Exercise aim:
Reproduce the listing below exactly. Pictures do not belong in the copy.
▼▼▼
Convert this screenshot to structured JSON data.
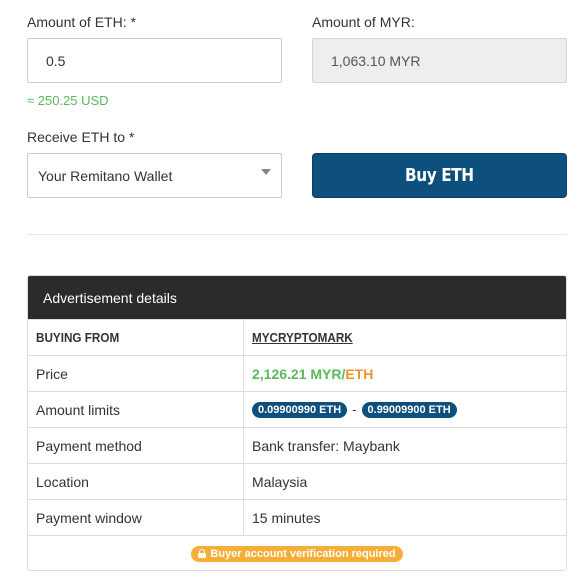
{
  "form": {
    "eth_label": "Amount of ETH: *",
    "eth_value": "0.5",
    "usd_estimate": "≈ 250.25 USD",
    "myr_label": "Amount of MYR:",
    "myr_value": "1,063.10 MYR",
    "receive_label": "Receive ETH to *",
    "receive_selected": "Your Remitano Wallet",
    "buy_button": "Buy ETH"
  },
  "ad": {
    "header": "Advertisement details",
    "buying_from_label": "BUYING FROM",
    "seller": "MYCRYPTOMARK",
    "price_label": "Price",
    "price_value": "2,126.21 MYR",
    "price_sep": "/",
    "price_unit": "ETH",
    "limits_label": "Amount limits",
    "limit_min": "0.09900990 ETH",
    "limit_sep": "-",
    "limit_max": "0.99009900 ETH",
    "payment_method_label": "Payment method",
    "payment_method_value": "Bank transfer: Maybank",
    "location_label": "Location",
    "location_value": "Malaysia",
    "window_label": "Payment window",
    "window_value": "15 minutes",
    "verification_badge": "Buyer account verification required"
  },
  "colors": {
    "primary": "#0d4f7d",
    "green": "#5cb85c",
    "orange": "#f0902a",
    "badge": "#f5a623",
    "header_bg": "#2b2b2b"
  },
  "icons": {
    "select_caret": "caret-down-icon",
    "badge_icon": "lock-icon"
  }
}
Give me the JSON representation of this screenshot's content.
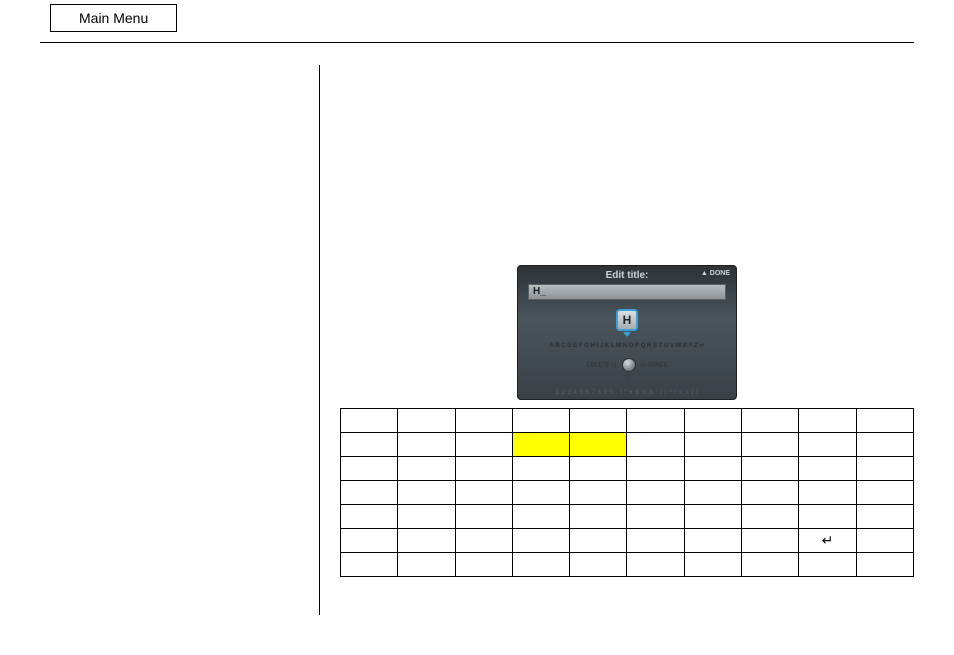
{
  "header": {
    "main_menu_label": "Main Menu"
  },
  "device": {
    "title": "Edit title:",
    "done_label": "▲ DONE",
    "input_value": "H_",
    "highlighted_key": "H",
    "alphabet": "A B C D E F G H I J K L M N O P Q R S T U V W X Y Z ↵",
    "knob_left": "DELETE ◁",
    "knob_right": "▷ SPACE",
    "down_arrow": "▽",
    "numbers_row": "1 2 3 4 5 6 7 8 9 0 - ! \" # $ % & ' ( ) ^ / < > { }"
  },
  "char_table": {
    "rows": [
      [
        "",
        "",
        "",
        "",
        "",
        "",
        "",
        "",
        "",
        ""
      ],
      [
        "",
        "",
        "",
        "",
        "",
        "",
        "",
        "",
        "",
        ""
      ],
      [
        "",
        "",
        "",
        "",
        "",
        "",
        "",
        "",
        "",
        ""
      ],
      [
        "",
        "",
        "",
        "",
        "",
        "",
        "",
        "",
        "",
        ""
      ],
      [
        "",
        "",
        "",
        "",
        "",
        "",
        "",
        "",
        "",
        ""
      ],
      [
        "",
        "",
        "",
        "",
        "",
        "",
        "",
        "",
        "↵",
        ""
      ],
      [
        "",
        "",
        "",
        "",
        "",
        "",
        "",
        "",
        "",
        ""
      ]
    ],
    "highlight_row": 1,
    "highlight_cols": [
      3,
      4
    ]
  }
}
▲▲▲
The completed task:
Convert this screenshot to structured JSON data.
{
  "form": {
    "eth_label": "Amount of ETH: *",
    "eth_value": "0.5",
    "usd_estimate": "≈ 250.25 USD",
    "myr_label": "Amount of MYR:",
    "myr_value": "1,063.10 MYR",
    "receive_label": "Receive ETH to *",
    "receive_selected": "Your Remitano Wallet",
    "buy_button": "Buy ETH"
  },
  "ad": {
    "header": "Advertisement details",
    "buying_from_label": "BUYING FROM",
    "seller": "MYCRYPTOMARK",
    "price_label": "Price",
    "price_value": "2,126.21 MYR",
    "price_sep": "/",
    "price_unit": "ETH",
    "limits_label": "Amount limits",
    "limit_min": "0.09900990 ETH",
    "limit_sep": "-",
    "limit_max": "0.99009900 ETH",
    "payment_method_label": "Payment method",
    "payment_method_value": "Bank transfer: Maybank",
    "location_label": "Location",
    "location_value": "Malaysia",
    "window_label": "Payment window",
    "window_value": "15 minutes",
    "verification_badge": "Buyer account verification required"
  },
  "colors": {
    "primary": "#0d4f7d",
    "green": "#5cb85c",
    "orange": "#f0902a",
    "badge": "#f5a623",
    "header_bg": "#2b2b2b"
  },
  "icons": {
    "select_caret": "caret-down-icon",
    "badge_icon": "lock-icon"
  }
}
Give me the JSON representation of this screenshot's content.
{
  "header": {
    "main_menu_label": "Main Menu"
  },
  "device": {
    "title": "Edit title:",
    "done_label": "▲ DONE",
    "input_value": "H_",
    "highlighted_key": "H",
    "alphabet": "A B C D E F G H I J K L M N O P Q R S T U V W X Y Z ↵",
    "knob_left": "DELETE ◁",
    "knob_right": "▷ SPACE",
    "down_arrow": "▽",
    "numbers_row": "1 2 3 4 5 6 7 8 9 0 - ! \" # $ % & ' ( ) ^ / < > { }"
  },
  "char_table": {
    "rows": [
      [
        "",
        "",
        "",
        "",
        "",
        "",
        "",
        "",
        "",
        ""
      ],
      [
        "",
        "",
        "",
        "",
        "",
        "",
        "",
        "",
        "",
        ""
      ],
      [
        "",
        "",
        "",
        "",
        "",
        "",
        "",
        "",
        "",
        ""
      ],
      [
        "",
        "",
        "",
        "",
        "",
        "",
        "",
        "",
        "",
        ""
      ],
      [
        "",
        "",
        "",
        "",
        "",
        "",
        "",
        "",
        "",
        ""
      ],
      [
        "",
        "",
        "",
        "",
        "",
        "",
        "",
        "",
        "↵",
        ""
      ],
      [
        "",
        "",
        "",
        "",
        "",
        "",
        "",
        "",
        "",
        ""
      ]
    ],
    "highlight_row": 1,
    "highlight_cols": [
      3,
      4
    ]
  }
}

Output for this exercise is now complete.